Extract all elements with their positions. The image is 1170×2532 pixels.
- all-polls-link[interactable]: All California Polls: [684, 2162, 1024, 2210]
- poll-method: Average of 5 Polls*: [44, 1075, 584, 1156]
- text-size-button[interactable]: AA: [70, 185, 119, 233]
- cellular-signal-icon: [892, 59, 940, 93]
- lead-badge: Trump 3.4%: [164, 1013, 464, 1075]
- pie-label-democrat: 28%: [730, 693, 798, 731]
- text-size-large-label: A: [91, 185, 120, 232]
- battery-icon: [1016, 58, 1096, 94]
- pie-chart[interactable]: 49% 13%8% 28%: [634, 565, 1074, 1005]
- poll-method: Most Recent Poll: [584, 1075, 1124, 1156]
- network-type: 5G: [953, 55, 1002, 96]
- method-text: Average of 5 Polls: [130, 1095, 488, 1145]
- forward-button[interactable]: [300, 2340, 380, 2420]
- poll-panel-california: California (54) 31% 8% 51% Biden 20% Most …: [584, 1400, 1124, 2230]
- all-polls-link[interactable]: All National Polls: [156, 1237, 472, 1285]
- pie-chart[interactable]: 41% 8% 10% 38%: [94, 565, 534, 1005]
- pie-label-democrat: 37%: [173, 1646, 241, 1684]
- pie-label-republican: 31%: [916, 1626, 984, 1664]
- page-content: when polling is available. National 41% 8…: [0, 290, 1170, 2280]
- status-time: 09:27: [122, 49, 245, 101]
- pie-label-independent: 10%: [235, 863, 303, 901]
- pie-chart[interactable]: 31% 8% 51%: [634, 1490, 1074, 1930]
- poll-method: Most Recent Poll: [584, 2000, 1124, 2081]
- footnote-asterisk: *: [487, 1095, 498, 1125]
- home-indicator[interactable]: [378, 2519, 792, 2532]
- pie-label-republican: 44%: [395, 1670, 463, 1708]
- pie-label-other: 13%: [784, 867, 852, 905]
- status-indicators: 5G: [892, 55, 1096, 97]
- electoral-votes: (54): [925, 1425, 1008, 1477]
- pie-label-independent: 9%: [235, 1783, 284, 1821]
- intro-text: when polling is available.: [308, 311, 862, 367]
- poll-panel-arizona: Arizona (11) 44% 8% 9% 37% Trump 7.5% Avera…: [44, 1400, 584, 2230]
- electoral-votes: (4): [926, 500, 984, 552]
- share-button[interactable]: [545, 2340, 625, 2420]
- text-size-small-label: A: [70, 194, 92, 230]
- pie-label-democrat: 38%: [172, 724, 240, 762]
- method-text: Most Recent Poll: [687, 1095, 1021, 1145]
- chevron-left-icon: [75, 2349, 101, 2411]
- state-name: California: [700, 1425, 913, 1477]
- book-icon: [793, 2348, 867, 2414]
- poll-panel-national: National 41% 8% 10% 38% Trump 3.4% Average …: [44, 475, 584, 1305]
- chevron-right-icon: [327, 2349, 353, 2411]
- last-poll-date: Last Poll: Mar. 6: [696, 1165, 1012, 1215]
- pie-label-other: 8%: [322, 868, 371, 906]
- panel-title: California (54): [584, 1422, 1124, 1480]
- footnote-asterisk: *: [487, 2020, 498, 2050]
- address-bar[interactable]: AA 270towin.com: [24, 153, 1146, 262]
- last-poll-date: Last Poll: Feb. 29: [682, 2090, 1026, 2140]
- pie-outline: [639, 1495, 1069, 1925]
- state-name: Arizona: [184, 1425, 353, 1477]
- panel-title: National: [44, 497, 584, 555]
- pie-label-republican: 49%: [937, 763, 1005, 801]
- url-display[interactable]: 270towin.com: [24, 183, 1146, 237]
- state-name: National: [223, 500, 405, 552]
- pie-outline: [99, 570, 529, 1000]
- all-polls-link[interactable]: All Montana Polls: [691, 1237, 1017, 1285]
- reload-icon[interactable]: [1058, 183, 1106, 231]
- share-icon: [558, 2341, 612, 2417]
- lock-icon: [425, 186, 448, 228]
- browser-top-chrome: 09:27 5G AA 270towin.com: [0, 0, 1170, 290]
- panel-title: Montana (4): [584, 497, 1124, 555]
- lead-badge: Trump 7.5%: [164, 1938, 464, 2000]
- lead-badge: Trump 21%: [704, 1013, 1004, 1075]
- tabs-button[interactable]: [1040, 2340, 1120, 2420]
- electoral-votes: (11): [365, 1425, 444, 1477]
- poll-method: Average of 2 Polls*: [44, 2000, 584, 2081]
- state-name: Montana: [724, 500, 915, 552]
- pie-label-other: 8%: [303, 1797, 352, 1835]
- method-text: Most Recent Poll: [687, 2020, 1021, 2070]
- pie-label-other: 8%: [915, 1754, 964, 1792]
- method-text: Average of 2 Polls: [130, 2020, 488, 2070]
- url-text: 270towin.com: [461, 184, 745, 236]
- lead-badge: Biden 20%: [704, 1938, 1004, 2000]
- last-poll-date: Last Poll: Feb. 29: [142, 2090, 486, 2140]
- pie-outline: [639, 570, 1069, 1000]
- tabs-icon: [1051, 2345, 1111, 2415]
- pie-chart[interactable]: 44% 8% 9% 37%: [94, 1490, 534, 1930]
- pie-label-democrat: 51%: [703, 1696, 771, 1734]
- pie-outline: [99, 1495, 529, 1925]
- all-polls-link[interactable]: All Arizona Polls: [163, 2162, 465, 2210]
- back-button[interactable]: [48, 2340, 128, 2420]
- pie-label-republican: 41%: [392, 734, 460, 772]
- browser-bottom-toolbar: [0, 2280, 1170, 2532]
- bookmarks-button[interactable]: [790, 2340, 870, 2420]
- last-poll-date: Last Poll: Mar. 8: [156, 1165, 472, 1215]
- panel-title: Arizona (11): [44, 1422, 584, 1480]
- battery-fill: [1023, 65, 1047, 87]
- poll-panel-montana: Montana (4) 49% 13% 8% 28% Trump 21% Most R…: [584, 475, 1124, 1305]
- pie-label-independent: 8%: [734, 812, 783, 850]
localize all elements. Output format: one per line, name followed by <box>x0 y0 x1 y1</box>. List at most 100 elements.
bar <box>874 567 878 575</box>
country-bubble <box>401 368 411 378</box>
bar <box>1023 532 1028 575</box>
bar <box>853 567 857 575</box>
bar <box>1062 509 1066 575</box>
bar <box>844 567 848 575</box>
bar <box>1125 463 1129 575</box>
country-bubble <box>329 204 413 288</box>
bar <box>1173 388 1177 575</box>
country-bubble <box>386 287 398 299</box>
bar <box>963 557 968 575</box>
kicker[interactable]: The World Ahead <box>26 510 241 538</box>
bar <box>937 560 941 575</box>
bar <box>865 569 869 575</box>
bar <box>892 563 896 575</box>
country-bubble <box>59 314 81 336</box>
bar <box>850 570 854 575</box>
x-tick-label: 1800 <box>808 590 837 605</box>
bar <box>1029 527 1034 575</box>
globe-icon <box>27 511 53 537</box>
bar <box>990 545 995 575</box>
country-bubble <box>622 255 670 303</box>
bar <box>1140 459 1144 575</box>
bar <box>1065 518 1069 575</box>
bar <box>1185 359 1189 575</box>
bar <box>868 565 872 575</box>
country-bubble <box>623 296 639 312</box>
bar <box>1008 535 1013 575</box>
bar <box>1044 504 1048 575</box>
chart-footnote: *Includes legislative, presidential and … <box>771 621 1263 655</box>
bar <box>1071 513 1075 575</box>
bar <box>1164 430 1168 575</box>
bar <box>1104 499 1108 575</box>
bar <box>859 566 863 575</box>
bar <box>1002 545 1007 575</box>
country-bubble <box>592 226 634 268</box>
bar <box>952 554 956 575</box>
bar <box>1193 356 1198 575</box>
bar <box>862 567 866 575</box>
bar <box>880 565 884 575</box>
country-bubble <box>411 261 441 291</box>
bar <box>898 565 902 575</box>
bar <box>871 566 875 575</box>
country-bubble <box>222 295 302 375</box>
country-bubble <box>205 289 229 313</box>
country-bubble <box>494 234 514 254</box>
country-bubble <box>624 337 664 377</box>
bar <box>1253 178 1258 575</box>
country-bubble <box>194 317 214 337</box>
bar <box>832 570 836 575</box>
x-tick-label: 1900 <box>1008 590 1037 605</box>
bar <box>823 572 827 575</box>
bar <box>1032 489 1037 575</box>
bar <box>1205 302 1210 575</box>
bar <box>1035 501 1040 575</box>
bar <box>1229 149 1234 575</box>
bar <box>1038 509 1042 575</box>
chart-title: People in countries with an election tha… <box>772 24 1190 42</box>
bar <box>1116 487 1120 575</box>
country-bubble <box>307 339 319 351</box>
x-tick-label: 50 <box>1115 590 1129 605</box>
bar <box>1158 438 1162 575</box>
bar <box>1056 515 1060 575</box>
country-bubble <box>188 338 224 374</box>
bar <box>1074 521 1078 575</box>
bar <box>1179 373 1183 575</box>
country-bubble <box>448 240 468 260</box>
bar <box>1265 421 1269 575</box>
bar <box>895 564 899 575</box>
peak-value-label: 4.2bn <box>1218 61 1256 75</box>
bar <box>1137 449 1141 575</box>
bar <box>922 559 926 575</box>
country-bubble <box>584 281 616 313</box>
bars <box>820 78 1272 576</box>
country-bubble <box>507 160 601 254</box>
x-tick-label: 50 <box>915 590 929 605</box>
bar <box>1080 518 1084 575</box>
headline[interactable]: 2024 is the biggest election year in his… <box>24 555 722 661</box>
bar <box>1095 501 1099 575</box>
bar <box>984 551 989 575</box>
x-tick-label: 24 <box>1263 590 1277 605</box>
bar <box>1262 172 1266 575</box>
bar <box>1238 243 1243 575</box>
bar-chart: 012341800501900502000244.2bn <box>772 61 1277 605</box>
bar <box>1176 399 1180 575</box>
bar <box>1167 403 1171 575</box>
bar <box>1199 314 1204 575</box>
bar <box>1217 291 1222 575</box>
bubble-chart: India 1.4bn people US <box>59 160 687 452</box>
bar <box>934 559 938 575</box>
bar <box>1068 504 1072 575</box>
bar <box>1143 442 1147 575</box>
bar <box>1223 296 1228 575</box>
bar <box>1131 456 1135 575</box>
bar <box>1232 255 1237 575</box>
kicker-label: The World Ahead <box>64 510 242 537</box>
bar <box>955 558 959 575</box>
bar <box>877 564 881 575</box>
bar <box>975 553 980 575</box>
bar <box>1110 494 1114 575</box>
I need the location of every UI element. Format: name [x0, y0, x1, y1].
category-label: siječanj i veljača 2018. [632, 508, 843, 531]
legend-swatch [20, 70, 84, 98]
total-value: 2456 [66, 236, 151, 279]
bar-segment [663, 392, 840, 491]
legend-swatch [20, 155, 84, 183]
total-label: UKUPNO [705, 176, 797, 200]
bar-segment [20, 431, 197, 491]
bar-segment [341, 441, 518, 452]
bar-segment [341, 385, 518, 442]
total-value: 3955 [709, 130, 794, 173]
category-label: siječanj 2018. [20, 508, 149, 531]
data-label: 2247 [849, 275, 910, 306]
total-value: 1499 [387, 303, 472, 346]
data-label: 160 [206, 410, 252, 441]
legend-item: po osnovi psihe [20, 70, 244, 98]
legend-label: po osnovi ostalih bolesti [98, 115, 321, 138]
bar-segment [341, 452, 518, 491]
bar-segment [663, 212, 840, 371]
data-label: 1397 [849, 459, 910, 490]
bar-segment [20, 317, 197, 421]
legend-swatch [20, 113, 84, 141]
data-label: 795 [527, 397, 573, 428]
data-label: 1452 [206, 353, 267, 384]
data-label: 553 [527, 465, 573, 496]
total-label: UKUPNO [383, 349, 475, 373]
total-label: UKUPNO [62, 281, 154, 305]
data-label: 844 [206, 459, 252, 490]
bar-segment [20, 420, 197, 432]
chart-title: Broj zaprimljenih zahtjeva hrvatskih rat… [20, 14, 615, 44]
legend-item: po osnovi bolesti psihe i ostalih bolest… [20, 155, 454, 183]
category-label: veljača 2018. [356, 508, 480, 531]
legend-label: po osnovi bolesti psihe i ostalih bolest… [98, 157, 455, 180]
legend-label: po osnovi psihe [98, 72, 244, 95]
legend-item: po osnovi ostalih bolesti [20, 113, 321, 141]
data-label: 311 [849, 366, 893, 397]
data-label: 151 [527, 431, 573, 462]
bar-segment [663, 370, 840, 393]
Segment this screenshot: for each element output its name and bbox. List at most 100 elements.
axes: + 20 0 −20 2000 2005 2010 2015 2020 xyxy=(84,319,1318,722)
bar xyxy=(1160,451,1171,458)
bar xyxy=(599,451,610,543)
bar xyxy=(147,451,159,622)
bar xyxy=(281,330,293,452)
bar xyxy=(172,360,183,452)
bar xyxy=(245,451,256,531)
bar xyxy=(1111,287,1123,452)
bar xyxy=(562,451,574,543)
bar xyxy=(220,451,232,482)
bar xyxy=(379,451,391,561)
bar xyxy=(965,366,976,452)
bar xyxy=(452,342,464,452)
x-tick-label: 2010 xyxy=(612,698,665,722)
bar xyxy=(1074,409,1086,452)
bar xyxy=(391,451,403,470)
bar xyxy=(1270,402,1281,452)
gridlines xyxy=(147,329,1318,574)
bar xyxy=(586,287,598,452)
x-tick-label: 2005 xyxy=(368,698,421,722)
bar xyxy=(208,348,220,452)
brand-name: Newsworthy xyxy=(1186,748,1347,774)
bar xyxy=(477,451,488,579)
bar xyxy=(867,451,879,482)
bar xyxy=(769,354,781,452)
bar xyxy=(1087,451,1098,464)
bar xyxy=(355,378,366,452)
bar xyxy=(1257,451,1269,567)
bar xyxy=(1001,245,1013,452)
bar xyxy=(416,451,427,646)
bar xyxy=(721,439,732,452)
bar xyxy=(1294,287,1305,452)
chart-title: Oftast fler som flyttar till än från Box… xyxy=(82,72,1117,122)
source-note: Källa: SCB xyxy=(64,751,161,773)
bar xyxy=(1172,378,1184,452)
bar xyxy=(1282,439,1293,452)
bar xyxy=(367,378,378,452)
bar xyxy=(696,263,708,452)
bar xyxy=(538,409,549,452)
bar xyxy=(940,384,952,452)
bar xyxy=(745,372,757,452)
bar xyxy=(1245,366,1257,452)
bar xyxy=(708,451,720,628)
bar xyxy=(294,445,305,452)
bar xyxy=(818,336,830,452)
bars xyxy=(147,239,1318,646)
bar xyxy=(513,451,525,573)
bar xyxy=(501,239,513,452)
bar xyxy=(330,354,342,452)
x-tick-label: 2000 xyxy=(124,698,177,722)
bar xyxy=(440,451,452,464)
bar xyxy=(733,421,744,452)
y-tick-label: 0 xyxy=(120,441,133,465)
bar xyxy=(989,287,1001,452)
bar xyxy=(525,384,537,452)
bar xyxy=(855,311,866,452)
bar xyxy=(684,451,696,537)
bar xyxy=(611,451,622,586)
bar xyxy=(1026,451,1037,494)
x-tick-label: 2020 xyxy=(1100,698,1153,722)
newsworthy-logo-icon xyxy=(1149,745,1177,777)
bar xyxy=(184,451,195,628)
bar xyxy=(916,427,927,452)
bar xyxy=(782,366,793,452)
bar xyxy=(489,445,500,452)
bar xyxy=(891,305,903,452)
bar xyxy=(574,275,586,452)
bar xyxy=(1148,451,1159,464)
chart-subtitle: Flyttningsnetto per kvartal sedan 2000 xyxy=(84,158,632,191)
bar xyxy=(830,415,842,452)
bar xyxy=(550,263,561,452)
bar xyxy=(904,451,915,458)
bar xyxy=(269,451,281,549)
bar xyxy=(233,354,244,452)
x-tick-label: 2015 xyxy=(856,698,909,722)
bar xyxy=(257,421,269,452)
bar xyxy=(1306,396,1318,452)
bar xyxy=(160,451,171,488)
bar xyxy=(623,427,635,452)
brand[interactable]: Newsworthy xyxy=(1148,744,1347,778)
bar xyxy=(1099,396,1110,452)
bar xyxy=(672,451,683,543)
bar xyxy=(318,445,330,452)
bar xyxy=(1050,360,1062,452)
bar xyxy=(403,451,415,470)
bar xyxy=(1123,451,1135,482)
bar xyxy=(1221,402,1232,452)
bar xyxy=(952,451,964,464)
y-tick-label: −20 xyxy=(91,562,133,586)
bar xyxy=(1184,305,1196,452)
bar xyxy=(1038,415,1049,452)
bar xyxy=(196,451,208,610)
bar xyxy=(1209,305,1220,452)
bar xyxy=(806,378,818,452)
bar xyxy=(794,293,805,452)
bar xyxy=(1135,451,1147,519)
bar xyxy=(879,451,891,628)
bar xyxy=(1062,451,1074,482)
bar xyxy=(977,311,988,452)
****
◆ **PROMPT**:
Reproduce the records above word for word, starting from the first line and ending with the line that contains "- pie-chart[interactable]: 49%", including that line.

◆ **RESULT OF THIS TASK**:
Extract all elements with their positions. The image is 1170×2532 pixels.
- all-polls-link[interactable]: All California Polls: [684, 2162, 1024, 2210]
- poll-method: Average of 5 Polls*: [44, 1075, 584, 1156]
- text-size-button[interactable]: AA: [70, 185, 119, 233]
- cellular-signal-icon: [892, 59, 940, 93]
- lead-badge: Trump 3.4%: [164, 1013, 464, 1075]
- pie-label-democrat: 28%: [730, 693, 798, 731]
- text-size-large-label: A: [91, 185, 120, 232]
- battery-icon: [1016, 58, 1096, 94]
- pie-chart[interactable]: 49% 13%8% 28%: [634, 565, 1074, 1005]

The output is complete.